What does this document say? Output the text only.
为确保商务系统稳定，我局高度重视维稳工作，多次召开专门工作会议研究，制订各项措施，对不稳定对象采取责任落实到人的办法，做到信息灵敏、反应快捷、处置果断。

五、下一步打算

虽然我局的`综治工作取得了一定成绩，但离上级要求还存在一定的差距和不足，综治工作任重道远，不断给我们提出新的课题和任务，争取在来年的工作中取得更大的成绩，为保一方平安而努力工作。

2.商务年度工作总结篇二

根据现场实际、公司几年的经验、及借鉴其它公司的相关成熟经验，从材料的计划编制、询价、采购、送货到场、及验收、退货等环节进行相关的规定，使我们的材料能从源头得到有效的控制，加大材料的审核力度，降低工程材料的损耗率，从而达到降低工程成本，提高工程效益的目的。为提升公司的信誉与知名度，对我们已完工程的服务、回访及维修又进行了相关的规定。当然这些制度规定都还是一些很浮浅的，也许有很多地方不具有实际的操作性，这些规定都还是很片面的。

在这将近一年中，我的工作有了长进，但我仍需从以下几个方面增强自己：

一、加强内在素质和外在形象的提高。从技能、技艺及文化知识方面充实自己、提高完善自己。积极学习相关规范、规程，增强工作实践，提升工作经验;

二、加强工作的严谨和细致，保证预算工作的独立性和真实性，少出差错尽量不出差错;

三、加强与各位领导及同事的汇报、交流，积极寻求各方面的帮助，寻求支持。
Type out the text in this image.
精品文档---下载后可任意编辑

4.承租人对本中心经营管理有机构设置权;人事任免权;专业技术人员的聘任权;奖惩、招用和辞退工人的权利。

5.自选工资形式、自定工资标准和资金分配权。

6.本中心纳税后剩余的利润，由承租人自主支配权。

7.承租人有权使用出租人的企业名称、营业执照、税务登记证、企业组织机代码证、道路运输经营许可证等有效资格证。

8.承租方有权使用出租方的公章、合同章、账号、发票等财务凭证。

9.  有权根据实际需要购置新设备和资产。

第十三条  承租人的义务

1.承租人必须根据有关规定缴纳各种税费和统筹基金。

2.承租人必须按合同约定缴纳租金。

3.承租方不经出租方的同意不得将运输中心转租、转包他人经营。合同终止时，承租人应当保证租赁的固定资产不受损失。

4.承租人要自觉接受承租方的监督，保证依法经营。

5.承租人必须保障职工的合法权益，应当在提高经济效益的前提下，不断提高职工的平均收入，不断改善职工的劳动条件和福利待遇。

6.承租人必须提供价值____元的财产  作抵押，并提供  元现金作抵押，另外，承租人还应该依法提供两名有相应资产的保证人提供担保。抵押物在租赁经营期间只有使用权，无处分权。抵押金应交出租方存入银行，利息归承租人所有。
===
Goal
Go through the material line by line. Show each line that contains the string "text".

Solution to this problem
What does this document say? Output the text only.
Type out the text in this image.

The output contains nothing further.